* **Your instructions**:
What follows is a set of entries. Give them again exactly, without the pictures.
═════ Stored data
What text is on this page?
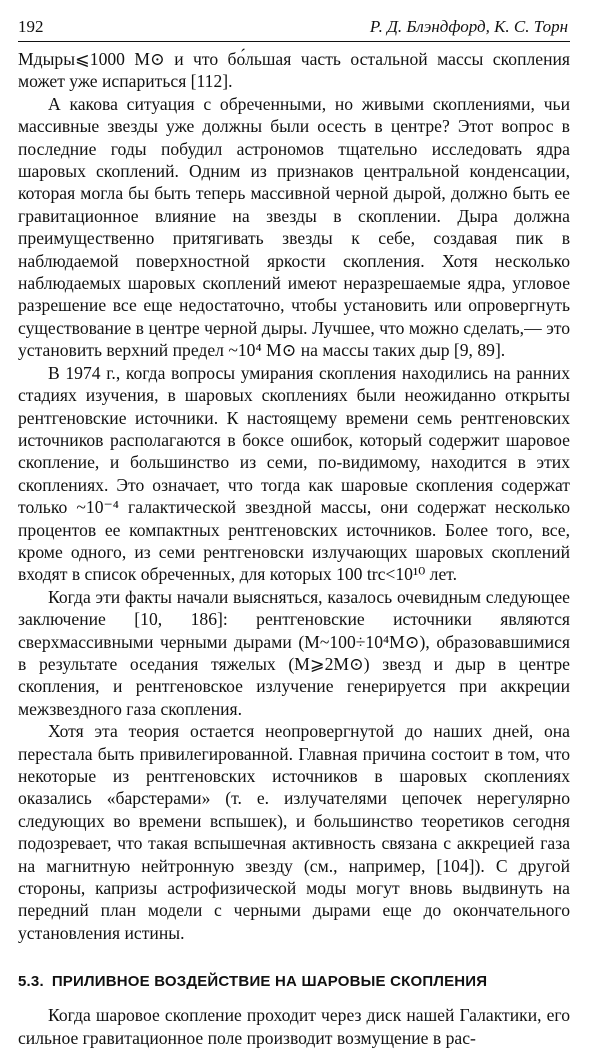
192	Р. Д. Блэндфорд, К. С. Торн

Mдыры⩽1000 M⊙ и что бо́льшая часть остальной массы скопления может уже испариться [112].

А какова ситуация с обреченными, но живыми скоплениями, чьи массивные звезды уже должны были осесть в центре? Этот вопрос в последние годы побудил астрономов тщательно исследовать ядра шаровых скоплений. Одним из признаков центральной конденсации, которая могла бы быть теперь массивной черной дырой, должно быть ее гравитационное влияние на звезды в скоплении. Дыра должна преимущественно притягивать звезды к себе, создавая пик в наблюдаемой поверхностной яркости скопления. Хотя несколько наблюдаемых шаровых скоплений имеют неразрешаемые ядра, угловое разрешение все еще недостаточно, чтобы установить или опровергнуть существование в центре черной дыры. Лучшее, что можно сделать,— это установить верхний предел ~10⁴ M⊙ на массы таких дыр [9, 89].

В 1974 г., когда вопросы умирания скопления находились на ранних стадиях изучения, в шаровых скоплениях были неожиданно открыты рентгеновские источники. К настоящему времени семь рентгеновских источников располагаются в боксе ошибок, который содержит шаровое скопление, и большинство из семи, по-видимому, находится в этих скоплениях. Это означает, что тогда как шаровые скопления содержат только ~10⁻⁴ галактической звездной массы, они содержат несколько процентов ее компактных рентгеновских источников. Более того, все, кроме одного, из семи рентгеновски излучающих шаровых скоплений входят в список обреченных, для которых 100 trc<10¹⁰ лет.

Когда эти факты начали выясняться, казалось очевидным следующее заключение [10, 186]: рентгеновские источники являются сверхмассивными черными дырами (M~100÷10⁴M⊙), образовавшимися в результате оседания тяжелых (M⩾2M⊙) звезд и дыр в центре скопления, и рентгеновское излучение генерируется при аккреции межзвездного газа скопления.

Хотя эта теория остается неопровергнутой до наших дней, она перестала быть привилегированной. Главная причина состоит в том, что некоторые из рентгеновских источников в шаровых скоплениях оказались «барстерами» (т. е. излучателями цепочек нерегулярно следующих во времени вспышек), и большинство теоретиков сегодня подозревает, что такая вспышечная активность связана с аккрецией газа на магнитную нейтронную звезду (см., например, [104]). С другой стороны, капризы астрофизической моды могут вновь выдвинуть на передний план модели с черными дырами еще до окончательного установления истины.

5.3. ПРИЛИВНОЕ ВОЗДЕЙСТВИЕ НА ШАРОВЫЕ СКОПЛЕНИЯ

Когда шаровое скопление проходит через диск нашей Галактики, его сильное гравитационное поле производит возмущение в рас-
══════════
* **The result**:
What text is on this page?
192	Р. Д. Блэндфорд, К. С. Торн

Mдыры⩽1000 M⊙ и что бо́льшая часть остальной массы скопления может уже испариться [112].

А какова ситуация с обреченными, но живыми скоплениями, чьи массивные звезды уже должны были осесть в центре? Этот вопрос в последние годы побудил астрономов тщательно исследовать ядра шаровых скоплений. Одним из признаков центральной конденсации, которая могла бы быть теперь массивной черной дырой, должно быть ее гравитационное влияние на звезды в скоплении. Дыра должна преимущественно притягивать звезды к себе, создавая пик в наблюдаемой поверхностной яркости скопления. Хотя несколько наблюдаемых шаровых скоплений имеют неразрешаемые ядра, угловое разрешение все еще недостаточно, чтобы установить или опровергнуть существование в центре черной дыры. Лучшее, что можно сделать,— это установить верхний предел ~10⁴ M⊙ на массы таких дыр [9, 89].

В 1974 г., когда вопросы умирания скопления находились на ранних стадиях изучения, в шаровых скоплениях были неожиданно открыты рентгеновские источники. К настоящему времени семь рентгеновских источников располагаются в боксе ошибок, который содержит шаровое скопление, и большинство из семи, по-видимому, находится в этих скоплениях. Это означает, что тогда как шаровые скопления содержат только ~10⁻⁴ галактической звездной массы, они содержат несколько процентов ее компактных рентгеновских источников. Более того, все, кроме одного, из семи рентгеновски излучающих шаровых скоплений входят в список обреченных, для которых 100 trc<10¹⁰ лет.

Когда эти факты начали выясняться, казалось очевидным следующее заключение [10, 186]: рентгеновские источники являются сверхмассивными черными дырами (M~100÷10⁴M⊙), образовавшимися в результате оседания тяжелых (M⩾2M⊙) звезд и дыр в центре скопления, и рентгеновское излучение генерируется при аккреции межзвездного газа скопления.

Хотя эта теория остается неопровергнутой до наших дней, она перестала быть привилегированной. Главная причина состоит в том, что некоторые из рентгеновских источников в шаровых скоплениях оказались «барстерами» (т. е. излучателями цепочек нерегулярно следующих во времени вспышек), и большинство теоретиков сегодня подозревает, что такая вспышечная активность связана с аккрецией газа на магнитную нейтронную звезду (см., например, [104]). С другой стороны, капризы астрофизической моды могут вновь выдвинуть на передний план модели с черными дырами еще до окончательного установления истины.

5.3. ПРИЛИВНОЕ ВОЗДЕЙСТВИЕ НА ШАРОВЫЕ СКОПЛЕНИЯ

Когда шаровое скопление проходит через диск нашей Галактики, его сильное гравитационное поле производит возмущение в рас-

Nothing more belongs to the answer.